ENTRIES:
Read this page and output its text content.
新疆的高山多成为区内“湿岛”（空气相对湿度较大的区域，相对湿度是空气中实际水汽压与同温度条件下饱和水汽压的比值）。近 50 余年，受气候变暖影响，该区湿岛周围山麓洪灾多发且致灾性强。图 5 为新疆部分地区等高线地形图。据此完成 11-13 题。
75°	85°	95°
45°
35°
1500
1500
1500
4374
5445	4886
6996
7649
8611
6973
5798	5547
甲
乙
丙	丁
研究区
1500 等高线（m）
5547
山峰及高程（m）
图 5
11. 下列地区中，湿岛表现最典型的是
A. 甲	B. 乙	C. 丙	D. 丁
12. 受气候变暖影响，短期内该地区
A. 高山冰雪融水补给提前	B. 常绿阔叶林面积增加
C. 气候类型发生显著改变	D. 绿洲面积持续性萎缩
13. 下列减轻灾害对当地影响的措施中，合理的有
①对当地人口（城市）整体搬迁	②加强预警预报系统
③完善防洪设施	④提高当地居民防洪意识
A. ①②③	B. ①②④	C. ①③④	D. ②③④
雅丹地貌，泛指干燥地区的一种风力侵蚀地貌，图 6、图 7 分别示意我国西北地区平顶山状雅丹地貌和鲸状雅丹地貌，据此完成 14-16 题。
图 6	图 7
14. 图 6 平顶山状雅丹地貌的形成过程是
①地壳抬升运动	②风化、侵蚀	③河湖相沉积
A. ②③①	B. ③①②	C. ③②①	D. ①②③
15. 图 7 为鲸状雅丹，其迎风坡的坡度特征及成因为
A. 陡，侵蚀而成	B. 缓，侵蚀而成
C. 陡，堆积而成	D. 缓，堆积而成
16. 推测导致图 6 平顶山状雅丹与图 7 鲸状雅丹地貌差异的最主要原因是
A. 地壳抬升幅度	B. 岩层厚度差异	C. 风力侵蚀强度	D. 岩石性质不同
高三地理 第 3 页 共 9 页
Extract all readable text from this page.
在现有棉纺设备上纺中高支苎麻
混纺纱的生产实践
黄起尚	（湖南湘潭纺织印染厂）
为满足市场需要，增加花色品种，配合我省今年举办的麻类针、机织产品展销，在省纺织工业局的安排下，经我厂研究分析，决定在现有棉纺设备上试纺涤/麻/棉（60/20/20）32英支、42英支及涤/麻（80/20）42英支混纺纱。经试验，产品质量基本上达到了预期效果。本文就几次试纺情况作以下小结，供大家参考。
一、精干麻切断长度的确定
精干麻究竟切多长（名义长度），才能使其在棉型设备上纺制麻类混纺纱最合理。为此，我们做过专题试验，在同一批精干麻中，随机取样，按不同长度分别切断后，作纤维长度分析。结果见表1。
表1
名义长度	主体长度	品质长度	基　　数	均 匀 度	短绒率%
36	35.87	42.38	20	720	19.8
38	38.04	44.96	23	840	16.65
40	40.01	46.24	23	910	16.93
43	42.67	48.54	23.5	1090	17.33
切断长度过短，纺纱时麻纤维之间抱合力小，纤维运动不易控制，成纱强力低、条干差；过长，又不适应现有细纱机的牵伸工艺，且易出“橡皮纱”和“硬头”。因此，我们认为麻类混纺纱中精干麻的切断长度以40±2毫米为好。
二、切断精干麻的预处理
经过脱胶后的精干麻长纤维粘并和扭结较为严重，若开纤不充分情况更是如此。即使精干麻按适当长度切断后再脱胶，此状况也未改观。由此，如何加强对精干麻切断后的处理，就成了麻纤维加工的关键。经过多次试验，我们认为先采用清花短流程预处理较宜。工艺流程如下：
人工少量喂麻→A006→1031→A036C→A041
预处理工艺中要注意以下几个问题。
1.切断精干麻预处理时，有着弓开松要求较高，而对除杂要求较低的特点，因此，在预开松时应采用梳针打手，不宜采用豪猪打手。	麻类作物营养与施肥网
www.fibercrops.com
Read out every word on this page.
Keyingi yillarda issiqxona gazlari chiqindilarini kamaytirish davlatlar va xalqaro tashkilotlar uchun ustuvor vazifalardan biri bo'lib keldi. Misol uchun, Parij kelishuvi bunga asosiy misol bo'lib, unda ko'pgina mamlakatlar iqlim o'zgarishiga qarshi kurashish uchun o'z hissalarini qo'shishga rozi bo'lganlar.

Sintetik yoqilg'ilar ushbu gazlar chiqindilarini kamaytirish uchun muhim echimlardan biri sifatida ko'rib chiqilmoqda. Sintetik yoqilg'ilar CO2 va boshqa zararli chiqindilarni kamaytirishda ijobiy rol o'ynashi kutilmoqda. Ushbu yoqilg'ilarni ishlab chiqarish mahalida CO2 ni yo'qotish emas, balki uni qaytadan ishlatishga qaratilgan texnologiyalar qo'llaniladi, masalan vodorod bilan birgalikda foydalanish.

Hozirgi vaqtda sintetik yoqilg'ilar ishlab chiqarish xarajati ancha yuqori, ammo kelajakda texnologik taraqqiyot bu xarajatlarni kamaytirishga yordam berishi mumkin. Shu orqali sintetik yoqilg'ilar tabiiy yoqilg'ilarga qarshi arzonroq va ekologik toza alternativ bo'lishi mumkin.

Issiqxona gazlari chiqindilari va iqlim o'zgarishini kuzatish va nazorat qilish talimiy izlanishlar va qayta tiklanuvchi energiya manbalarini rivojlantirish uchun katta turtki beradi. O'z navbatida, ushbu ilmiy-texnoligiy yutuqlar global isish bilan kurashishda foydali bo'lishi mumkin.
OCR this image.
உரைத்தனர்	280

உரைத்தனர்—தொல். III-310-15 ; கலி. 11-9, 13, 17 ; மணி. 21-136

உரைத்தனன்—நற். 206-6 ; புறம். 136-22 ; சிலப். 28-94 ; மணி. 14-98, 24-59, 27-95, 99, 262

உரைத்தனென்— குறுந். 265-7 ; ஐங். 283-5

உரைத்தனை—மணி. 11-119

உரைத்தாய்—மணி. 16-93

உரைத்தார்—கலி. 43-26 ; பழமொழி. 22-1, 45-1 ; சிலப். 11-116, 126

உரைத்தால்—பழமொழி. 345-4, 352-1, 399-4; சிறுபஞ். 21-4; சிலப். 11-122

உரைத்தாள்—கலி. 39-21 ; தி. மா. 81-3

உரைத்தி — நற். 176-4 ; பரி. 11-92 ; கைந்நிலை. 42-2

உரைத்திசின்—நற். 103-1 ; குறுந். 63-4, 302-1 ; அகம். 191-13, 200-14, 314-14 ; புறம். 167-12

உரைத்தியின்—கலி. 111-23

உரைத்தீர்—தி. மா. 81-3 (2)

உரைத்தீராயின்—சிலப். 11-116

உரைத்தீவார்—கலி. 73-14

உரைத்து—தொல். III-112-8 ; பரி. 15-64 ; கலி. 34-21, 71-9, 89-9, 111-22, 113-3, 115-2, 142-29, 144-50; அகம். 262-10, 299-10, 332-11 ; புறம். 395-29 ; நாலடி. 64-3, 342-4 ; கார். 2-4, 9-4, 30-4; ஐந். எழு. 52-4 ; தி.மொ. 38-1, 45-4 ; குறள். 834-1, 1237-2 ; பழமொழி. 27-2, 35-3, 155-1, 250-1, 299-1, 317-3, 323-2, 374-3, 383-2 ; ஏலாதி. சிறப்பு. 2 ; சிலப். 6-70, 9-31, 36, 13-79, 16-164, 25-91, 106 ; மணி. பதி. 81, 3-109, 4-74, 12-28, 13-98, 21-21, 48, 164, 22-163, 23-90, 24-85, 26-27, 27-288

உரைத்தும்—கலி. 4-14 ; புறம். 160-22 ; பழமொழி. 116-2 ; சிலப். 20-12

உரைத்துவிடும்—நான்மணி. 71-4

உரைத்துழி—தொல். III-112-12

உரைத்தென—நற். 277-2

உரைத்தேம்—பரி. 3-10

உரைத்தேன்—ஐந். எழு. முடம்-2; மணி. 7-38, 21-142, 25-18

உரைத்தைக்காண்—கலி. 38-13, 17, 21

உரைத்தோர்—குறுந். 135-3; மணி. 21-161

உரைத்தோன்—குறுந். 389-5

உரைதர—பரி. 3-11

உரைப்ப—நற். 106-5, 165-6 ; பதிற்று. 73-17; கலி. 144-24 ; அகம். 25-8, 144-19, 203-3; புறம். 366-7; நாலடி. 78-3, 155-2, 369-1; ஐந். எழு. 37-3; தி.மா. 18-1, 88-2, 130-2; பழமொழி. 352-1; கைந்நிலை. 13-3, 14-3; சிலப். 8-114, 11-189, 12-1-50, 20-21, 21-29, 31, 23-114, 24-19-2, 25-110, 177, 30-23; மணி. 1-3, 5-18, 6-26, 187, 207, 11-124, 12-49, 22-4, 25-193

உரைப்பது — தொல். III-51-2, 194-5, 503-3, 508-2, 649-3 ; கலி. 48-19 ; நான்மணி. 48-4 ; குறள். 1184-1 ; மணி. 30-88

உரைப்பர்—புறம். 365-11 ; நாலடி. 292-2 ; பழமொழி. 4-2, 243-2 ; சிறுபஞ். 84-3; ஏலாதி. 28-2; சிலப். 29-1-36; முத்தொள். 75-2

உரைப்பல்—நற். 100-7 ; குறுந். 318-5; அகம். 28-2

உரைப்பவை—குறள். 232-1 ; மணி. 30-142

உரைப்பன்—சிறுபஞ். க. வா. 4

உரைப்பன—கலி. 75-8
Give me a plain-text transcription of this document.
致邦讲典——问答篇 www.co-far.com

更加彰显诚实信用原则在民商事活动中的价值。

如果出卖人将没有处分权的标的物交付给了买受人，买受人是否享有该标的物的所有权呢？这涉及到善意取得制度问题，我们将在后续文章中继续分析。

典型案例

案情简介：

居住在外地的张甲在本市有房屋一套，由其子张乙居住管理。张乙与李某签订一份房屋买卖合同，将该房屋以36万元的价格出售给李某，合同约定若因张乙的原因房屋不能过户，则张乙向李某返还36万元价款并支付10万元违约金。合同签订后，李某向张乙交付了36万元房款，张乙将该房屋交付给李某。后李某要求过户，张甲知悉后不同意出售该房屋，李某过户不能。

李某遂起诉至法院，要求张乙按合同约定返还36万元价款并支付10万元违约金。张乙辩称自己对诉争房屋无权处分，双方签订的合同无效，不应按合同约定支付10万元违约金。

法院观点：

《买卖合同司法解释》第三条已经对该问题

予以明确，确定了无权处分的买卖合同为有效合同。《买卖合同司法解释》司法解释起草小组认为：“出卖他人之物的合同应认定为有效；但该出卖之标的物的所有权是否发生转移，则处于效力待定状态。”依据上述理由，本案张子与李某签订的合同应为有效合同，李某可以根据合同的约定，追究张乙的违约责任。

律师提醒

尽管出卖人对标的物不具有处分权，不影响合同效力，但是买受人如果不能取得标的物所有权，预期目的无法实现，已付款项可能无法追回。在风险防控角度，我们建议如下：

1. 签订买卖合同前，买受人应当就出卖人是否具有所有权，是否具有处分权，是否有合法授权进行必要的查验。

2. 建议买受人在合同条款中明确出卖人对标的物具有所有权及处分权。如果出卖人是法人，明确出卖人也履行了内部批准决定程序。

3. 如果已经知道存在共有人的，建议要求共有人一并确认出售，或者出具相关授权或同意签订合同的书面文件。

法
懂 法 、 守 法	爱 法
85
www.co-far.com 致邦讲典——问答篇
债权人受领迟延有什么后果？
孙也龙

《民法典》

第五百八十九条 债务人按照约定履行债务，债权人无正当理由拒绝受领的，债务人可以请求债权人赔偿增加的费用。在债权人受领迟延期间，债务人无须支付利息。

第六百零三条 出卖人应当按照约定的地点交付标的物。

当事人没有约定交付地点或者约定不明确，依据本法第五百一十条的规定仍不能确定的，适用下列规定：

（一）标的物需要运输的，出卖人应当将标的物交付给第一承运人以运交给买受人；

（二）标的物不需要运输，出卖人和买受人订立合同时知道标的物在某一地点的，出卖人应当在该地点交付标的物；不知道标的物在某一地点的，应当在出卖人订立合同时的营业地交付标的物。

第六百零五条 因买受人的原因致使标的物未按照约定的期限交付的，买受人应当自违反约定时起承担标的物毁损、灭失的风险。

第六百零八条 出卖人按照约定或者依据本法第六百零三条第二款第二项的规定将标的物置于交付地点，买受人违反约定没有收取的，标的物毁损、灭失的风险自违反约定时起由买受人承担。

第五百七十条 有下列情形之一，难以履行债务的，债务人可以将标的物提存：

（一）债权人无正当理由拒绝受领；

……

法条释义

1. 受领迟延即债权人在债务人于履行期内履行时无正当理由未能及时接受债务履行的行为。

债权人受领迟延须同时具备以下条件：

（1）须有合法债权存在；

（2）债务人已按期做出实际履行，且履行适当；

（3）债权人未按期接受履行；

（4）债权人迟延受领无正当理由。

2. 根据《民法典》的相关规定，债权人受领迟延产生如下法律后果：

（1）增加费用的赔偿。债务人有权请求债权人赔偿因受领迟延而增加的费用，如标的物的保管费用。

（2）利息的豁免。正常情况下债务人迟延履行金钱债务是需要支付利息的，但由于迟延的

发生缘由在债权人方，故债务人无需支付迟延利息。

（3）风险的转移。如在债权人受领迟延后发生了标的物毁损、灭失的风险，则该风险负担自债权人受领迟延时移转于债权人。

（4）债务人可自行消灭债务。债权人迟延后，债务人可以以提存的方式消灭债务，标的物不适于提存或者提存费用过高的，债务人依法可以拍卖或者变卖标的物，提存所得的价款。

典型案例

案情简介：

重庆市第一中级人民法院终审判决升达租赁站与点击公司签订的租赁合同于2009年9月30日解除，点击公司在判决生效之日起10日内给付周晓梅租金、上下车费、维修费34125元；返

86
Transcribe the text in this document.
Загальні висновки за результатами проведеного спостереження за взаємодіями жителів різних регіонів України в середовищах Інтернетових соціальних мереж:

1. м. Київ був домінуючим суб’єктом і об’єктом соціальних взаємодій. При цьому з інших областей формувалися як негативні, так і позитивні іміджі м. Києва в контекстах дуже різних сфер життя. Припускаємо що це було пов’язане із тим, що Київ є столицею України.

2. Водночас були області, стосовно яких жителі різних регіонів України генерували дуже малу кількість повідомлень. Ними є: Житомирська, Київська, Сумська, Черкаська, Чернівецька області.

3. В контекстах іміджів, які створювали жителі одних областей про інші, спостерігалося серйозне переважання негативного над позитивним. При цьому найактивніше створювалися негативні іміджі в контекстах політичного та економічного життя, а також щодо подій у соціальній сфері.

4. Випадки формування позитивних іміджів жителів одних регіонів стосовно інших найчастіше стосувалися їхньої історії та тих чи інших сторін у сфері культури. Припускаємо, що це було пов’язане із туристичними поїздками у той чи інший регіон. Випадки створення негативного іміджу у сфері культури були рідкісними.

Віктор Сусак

EXERCISE PROMPT: Identify lines with the string "іміджів". Copy each one.

WRITTEN RESPONSE:
3. В контекстах іміджів, які створювали жителі одних областей про інші, спостерігалося серйозне переважання негативного над позитивним. При цьому найактивніше створювалися негативні іміджі в контекстах політичного та економічного життя, а також щодо подій у соціальній сфері.
4. Випадки формування позитивних іміджів жителів одних регіонів стосовно інших найчастіше стосувалися їхньої історії та тих чи інших сторін у сфері культури. Припускаємо, що це було пов’язане із туристичними поїздками у той чи інший регіон. Випадки створення негативного іміджу у сфері культури були рідкісними.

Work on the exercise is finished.